> Directions for this task
Collect all lines from the records below that include the word "صندوق".

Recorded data
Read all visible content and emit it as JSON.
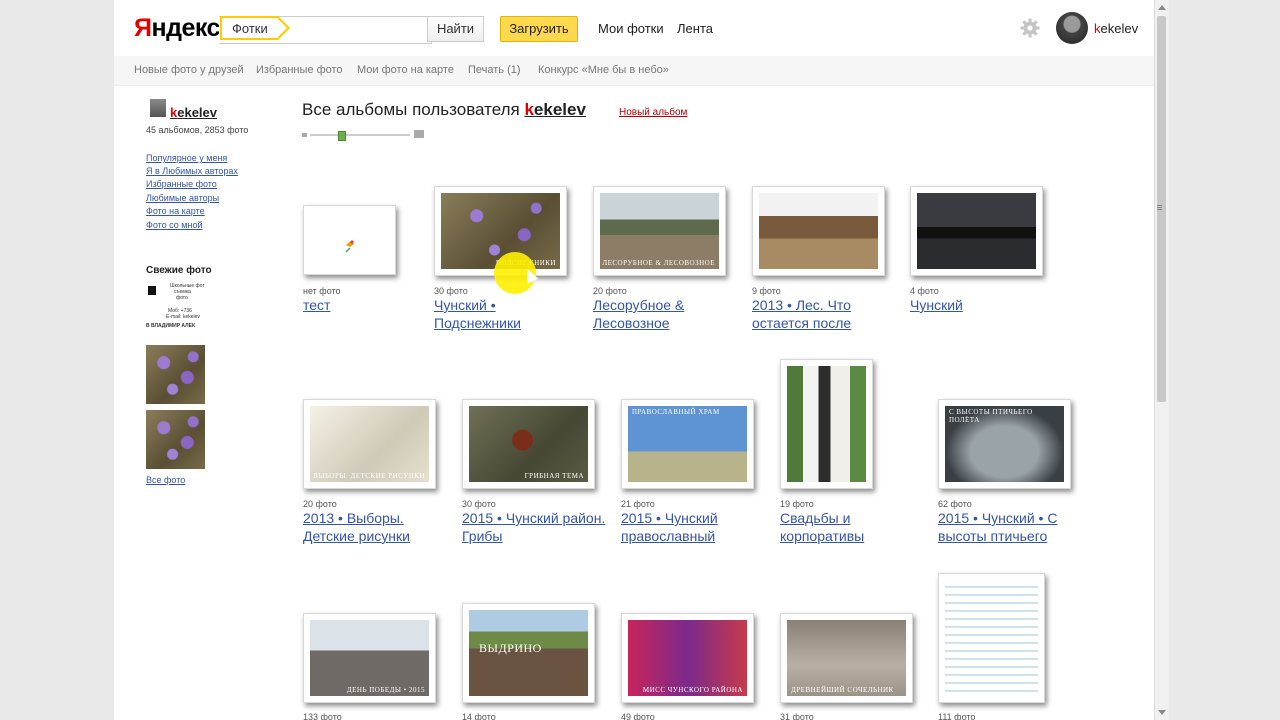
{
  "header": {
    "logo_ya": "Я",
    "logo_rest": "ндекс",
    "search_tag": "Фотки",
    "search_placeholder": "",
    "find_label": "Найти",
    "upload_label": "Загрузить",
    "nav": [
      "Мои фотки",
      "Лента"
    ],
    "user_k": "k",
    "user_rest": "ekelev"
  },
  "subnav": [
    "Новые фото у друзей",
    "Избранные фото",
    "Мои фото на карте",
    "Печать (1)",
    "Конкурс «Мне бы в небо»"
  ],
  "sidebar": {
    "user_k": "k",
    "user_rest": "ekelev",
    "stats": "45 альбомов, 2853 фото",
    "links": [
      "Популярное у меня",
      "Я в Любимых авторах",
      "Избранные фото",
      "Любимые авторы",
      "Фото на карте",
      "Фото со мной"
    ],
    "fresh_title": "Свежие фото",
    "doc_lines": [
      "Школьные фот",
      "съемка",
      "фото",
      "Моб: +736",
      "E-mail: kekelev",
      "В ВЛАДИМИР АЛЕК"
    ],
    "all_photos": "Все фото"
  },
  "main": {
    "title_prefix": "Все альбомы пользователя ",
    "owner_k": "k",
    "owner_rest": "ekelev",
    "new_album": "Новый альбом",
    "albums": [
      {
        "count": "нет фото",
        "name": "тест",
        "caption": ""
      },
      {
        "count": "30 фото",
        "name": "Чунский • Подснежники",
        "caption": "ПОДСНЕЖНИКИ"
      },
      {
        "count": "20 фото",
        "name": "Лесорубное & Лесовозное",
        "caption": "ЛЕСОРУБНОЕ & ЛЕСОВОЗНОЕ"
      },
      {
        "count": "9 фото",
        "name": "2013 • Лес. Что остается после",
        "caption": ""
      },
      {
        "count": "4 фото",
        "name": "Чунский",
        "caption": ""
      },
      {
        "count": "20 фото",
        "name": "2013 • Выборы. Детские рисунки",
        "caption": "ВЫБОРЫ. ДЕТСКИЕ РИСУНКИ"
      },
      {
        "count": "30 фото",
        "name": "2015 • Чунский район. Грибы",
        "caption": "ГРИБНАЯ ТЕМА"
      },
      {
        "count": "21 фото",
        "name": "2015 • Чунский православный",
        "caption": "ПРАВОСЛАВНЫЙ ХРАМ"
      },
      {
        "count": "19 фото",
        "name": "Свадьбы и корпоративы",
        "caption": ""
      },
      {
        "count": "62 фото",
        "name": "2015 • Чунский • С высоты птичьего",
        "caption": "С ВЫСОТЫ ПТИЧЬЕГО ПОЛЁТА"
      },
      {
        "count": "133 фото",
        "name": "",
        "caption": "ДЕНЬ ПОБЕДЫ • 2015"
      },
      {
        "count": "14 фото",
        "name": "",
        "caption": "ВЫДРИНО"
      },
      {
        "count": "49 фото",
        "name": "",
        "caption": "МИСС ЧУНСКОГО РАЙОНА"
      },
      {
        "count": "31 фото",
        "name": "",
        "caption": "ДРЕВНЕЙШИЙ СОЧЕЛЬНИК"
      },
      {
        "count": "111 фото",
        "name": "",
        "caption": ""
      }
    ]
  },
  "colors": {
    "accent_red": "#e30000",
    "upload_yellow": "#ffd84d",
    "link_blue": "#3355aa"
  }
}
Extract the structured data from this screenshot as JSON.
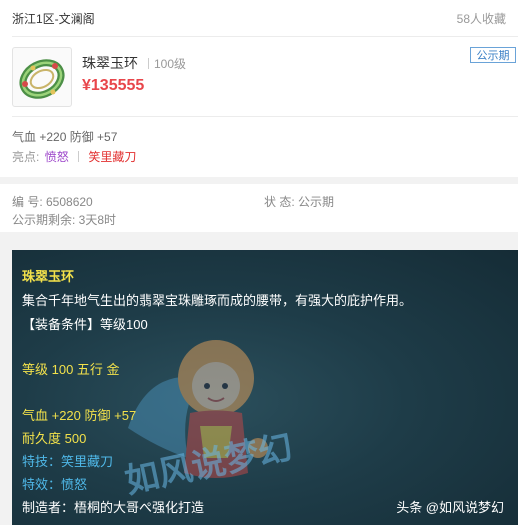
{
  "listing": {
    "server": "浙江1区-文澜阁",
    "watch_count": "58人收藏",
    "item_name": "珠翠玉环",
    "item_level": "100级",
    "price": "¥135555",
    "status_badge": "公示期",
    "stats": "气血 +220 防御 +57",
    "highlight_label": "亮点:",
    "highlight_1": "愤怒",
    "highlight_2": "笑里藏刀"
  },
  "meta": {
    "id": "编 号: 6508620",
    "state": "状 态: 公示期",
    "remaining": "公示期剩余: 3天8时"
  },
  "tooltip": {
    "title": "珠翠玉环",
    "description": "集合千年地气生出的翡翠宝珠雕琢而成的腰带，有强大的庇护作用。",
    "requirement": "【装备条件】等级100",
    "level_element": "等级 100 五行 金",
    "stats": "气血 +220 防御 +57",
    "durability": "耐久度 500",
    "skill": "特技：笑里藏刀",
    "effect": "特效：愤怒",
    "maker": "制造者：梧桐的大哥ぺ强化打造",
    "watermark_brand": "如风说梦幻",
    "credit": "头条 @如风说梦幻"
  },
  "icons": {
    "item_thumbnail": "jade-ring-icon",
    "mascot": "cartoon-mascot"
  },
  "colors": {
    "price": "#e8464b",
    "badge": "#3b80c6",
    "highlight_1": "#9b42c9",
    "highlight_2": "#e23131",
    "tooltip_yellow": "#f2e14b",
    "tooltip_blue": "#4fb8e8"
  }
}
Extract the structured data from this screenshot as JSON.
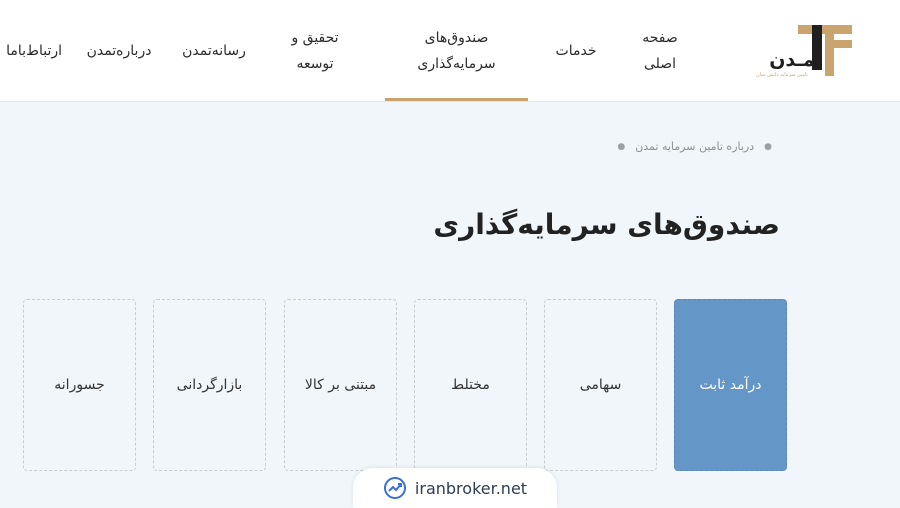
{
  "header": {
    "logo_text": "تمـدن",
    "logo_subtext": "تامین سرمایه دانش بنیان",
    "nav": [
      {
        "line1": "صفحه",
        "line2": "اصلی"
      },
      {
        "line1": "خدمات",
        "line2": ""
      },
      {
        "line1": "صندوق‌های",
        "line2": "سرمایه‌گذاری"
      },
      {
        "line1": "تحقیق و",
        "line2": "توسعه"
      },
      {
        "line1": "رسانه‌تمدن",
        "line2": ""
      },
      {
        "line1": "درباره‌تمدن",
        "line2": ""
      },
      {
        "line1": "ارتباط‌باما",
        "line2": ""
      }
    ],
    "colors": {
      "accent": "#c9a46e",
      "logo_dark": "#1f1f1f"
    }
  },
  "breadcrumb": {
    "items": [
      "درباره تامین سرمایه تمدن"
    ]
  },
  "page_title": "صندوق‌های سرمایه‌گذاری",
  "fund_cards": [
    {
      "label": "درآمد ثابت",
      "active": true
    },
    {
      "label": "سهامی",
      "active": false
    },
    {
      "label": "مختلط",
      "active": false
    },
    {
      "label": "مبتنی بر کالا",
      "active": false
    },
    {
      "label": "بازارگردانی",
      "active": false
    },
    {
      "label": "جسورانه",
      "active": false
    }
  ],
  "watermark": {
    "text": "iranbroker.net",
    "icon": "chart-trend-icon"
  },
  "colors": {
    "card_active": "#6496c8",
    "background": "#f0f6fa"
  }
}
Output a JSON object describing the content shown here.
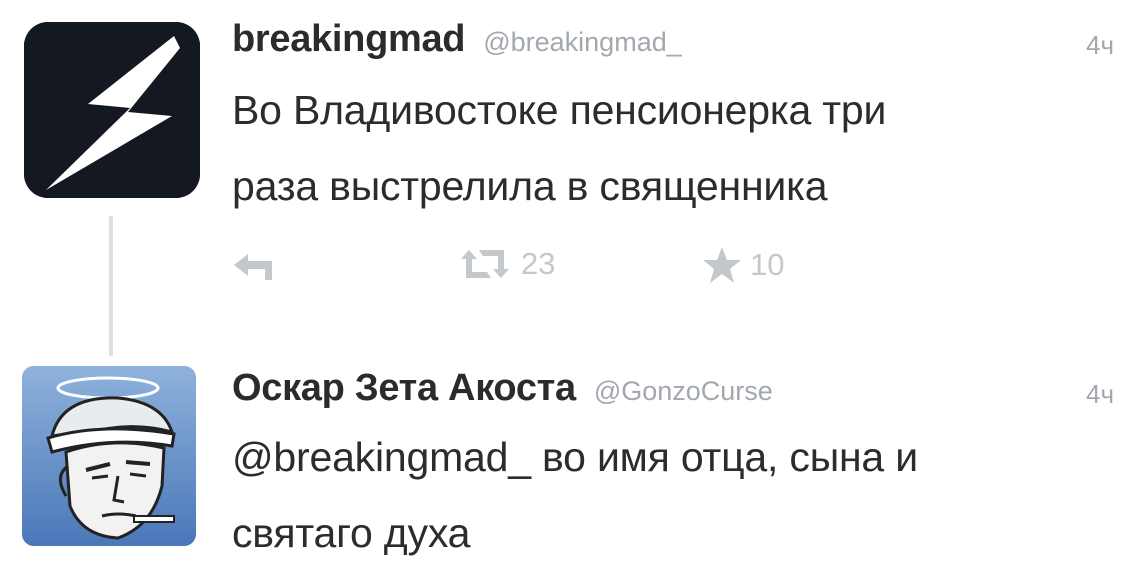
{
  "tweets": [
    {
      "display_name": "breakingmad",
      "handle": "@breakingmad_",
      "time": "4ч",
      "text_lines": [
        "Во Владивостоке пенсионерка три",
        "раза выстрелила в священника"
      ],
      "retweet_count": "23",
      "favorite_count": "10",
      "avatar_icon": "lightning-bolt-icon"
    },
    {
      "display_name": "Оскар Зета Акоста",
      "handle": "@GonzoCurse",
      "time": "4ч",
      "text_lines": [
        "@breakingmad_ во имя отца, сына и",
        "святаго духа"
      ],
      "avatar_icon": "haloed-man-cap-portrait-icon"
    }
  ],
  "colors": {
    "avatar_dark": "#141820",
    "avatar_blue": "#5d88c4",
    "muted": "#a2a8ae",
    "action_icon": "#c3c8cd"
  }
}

> Task answer
        "line1": "صندوق‌های",
  "page_title": "صندوق‌های سرمایه‌گذاری",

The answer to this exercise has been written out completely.